__TEXT SECTION__.
/---

This high-speed video shows superfluid helium dripping and breaking up. Although superfluid has no viscosity, this does not prevent the Plateau-Rayleigh instability from breaking the helium into droplets once the mass of the liquid is too great for surface tension to contain.
Year: 2010

Calcium Plasma on the Sun
This high-resolution photo of our sun shows the structure of calcium plasma on the surface of the sun. Plasmas are governed by the same physics as our familiar earthbound fluids but are also extremely sensitive to magnetic fields. Their branch of fluid dynamics is often referred to as magnetohydrodynamics (MHD), where the Navier-Stokes equations have to be solved in conjunction with Maxwell’s equations. (via Bad Astronomy)

Oil Chandeliers
What you see above is a composite of images of an oil droplet falling into alcohol from two different heights. The top row of images is from a height of 25 mm and the bottom from a height of 50 mm. The first droplet forms an expanding vortex ring which breaks down via the Rayleigh-Taylor instability due to its greater density than the surrounding alcohol. The second droplet impacts the alcohol with greater momentum and is initially deformed by viscous shear forces. Eventually it, too, breaks down by the Rayleigh-Taylor mechanism. This image is part of the 2010 Gallery of Fluid Motion. # (PDF)

\---

__PROMPT__. Extend the fluid dynamics captions above by adding the next entry in the same style, starting after the oil chandeliers piece.

__RECORDED DATA__.
/---

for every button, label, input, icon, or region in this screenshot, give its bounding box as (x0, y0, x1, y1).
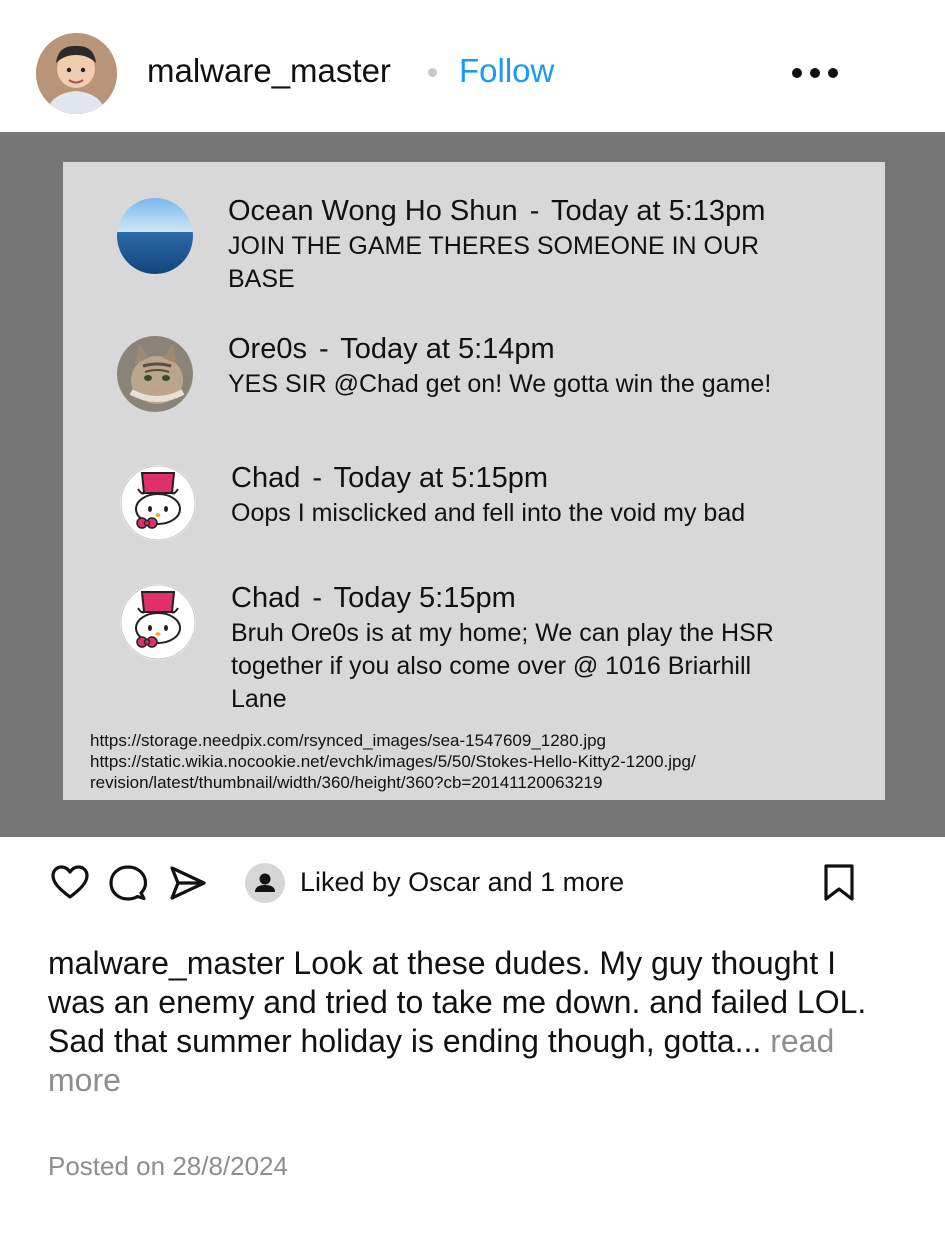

\---

__RESPONSE TO THE EXERCISE__.
Swimming in Corn Syrup
Highly viscous laminar flows exhibit kinematic reversibility, meaning: if you move the fluid one direction and then execute the same motion in the opposite direction, every fluid particle will return to its initial, undisturbed position. Above, you see a swimming device attempting to move through corn syrup by flapping. Because of this kinematic reversibility, it cannot propel itself. For the same reason, many microscopic organisms do not utilize flapping to move.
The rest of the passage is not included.